• _Exercise details_
Can you reproduce every one of the entries below line for line, without changing anything, and omit the pictures from your answer?

Labeled region entries:
[Begin]
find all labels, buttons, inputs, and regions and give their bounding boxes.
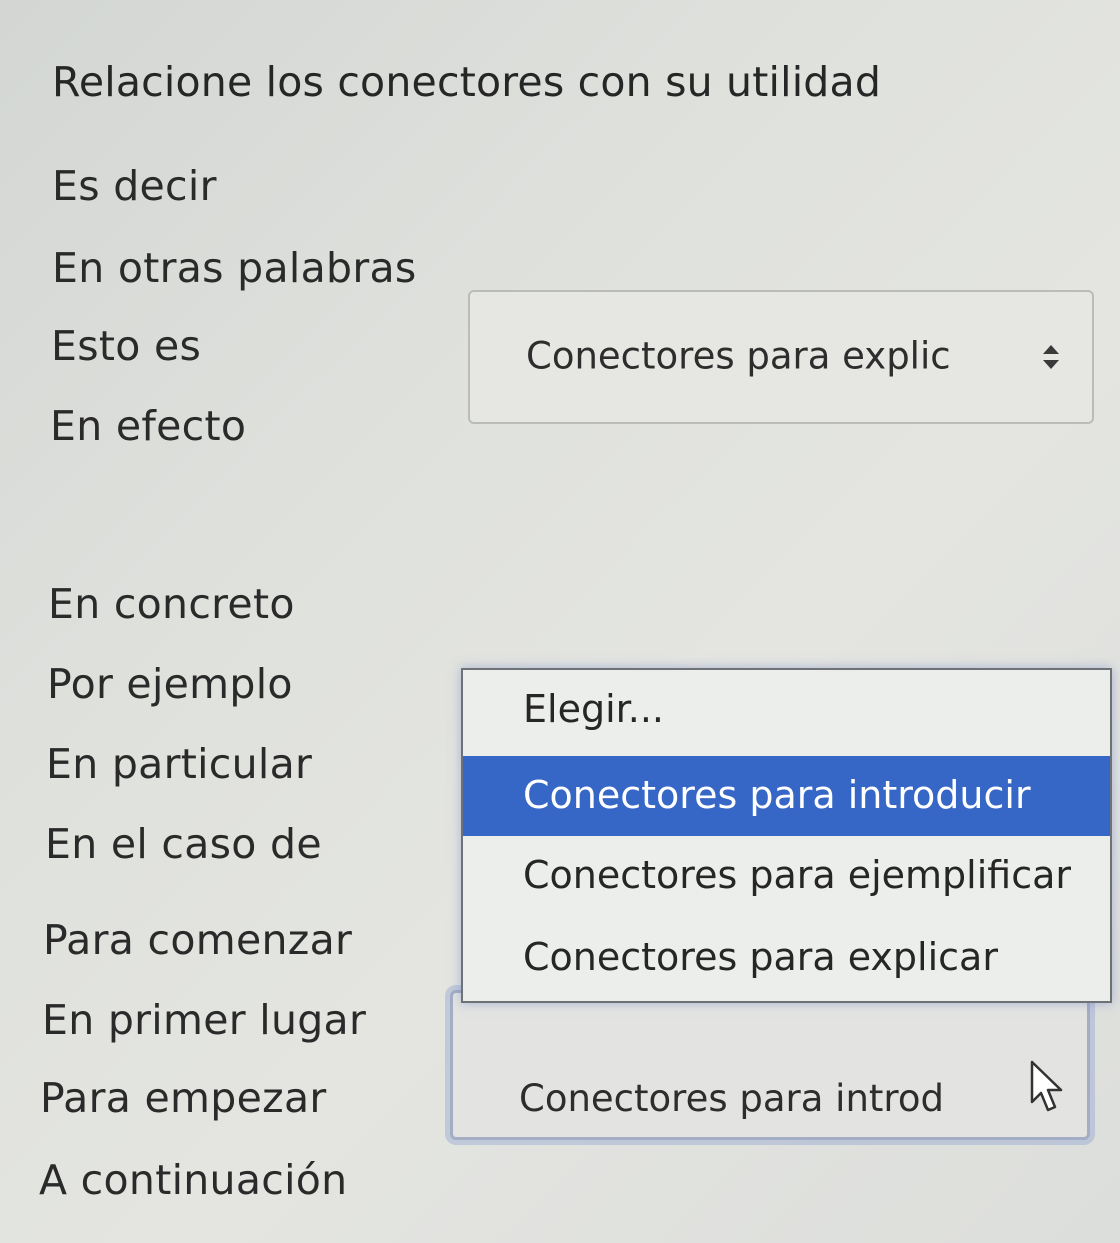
term-en-otras-palabras: En otras palabras xyxy=(52,244,417,292)
question-title: Relacione los conectores con su utilidad xyxy=(52,58,882,106)
select-value: Conectores para explic xyxy=(526,334,951,378)
term-es-decir: Es decir xyxy=(52,162,217,210)
term-en-efecto: En efecto xyxy=(50,402,247,450)
options-dropdown: Elegir... Conectores para introducir Con… xyxy=(461,668,1112,1003)
utility-select-introducir[interactable]: Conectores para introd xyxy=(450,990,1090,1140)
term-en-primer-lugar: En primer lugar xyxy=(42,996,367,1044)
option-label: Elegir... xyxy=(523,687,664,732)
mouse-pointer-icon xyxy=(1030,1060,1063,1112)
option-elegir[interactable]: Elegir... xyxy=(463,670,1110,750)
term-en-el-caso-de: En el caso de xyxy=(45,820,322,868)
term-en-concreto: En concreto xyxy=(48,580,295,628)
term-para-comenzar: Para comenzar xyxy=(43,916,353,964)
option-label: Conectores para introducir xyxy=(523,773,1031,818)
term-por-ejemplo: Por ejemplo xyxy=(47,660,293,708)
term-para-empezar: Para empezar xyxy=(40,1074,327,1122)
option-introducir[interactable]: Conectores para introducir xyxy=(463,756,1110,836)
term-esto-es: Esto es xyxy=(51,322,202,370)
select-value: Conectores para introd xyxy=(519,1077,944,1120)
option-label: Conectores para explicar xyxy=(523,935,998,980)
option-label: Conectores para ejemplificar xyxy=(523,853,1072,898)
utility-select-explicar[interactable]: Conectores para explic xyxy=(468,290,1094,424)
term-a-continuacion: A continuación xyxy=(39,1156,348,1204)
term-en-particular: En particular xyxy=(46,740,313,788)
option-ejemplificar[interactable]: Conectores para ejemplificar xyxy=(463,836,1110,916)
option-explicar[interactable]: Conectores para explicar xyxy=(463,918,1110,998)
up-down-arrows-icon xyxy=(1043,345,1059,369)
[End]
• _Response to this task_
find all labels, buttons, inputs, and regions and give their bounding boxes.
term-en-otras-palabras: En otras palabras xyxy=(52,244,417,292)
question-title: Relacione los conectores con su utilidad xyxy=(52,58,882,106)
select-value: Conectores para explic xyxy=(526,334,951,378)
term-es-decir: Es decir xyxy=(52,162,217,210)
term-en-efecto: En efecto xyxy=(50,402,247,450)
options-dropdown: Elegir... Conectores para introducir Con… xyxy=(461,668,1112,1003)
utility-select-introducir[interactable]: Conectores para introd xyxy=(450,990,1090,1140)
term-en-primer-lugar: En primer lugar xyxy=(42,996,367,1044)
option-label: Elegir... xyxy=(523,687,664,732)
mouse-pointer-icon xyxy=(1030,1060,1063,1112)
option-elegir[interactable]: Elegir... xyxy=(463,670,1110,750)
term-en-el-caso-de: En el caso de xyxy=(45,820,322,868)
term-en-concreto: En concreto xyxy=(48,580,295,628)
term-para-comenzar: Para comenzar xyxy=(43,916,353,964)
option-label: Conectores para introducir xyxy=(523,773,1031,818)
term-por-ejemplo: Por ejemplo xyxy=(47,660,293,708)
term-para-empezar: Para empezar xyxy=(40,1074,327,1122)
option-introducir[interactable]: Conectores para introducir xyxy=(463,756,1110,836)
term-esto-es: Esto es xyxy=(51,322,202,370)
select-value: Conectores para introd xyxy=(519,1077,944,1120)
option-label: Conectores para explicar xyxy=(523,935,998,980)
option-label: Conectores para ejemplificar xyxy=(523,853,1072,898)
utility-select-explicar[interactable]: Conectores para explic xyxy=(468,290,1094,424)
term-a-continuacion: A continuación xyxy=(39,1156,348,1204)
term-en-particular: En particular xyxy=(46,740,313,788)
option-ejemplificar[interactable]: Conectores para ejemplificar xyxy=(463,836,1110,916)
option-explicar[interactable]: Conectores para explicar xyxy=(463,918,1110,998)
up-down-arrows-icon xyxy=(1043,345,1059,369)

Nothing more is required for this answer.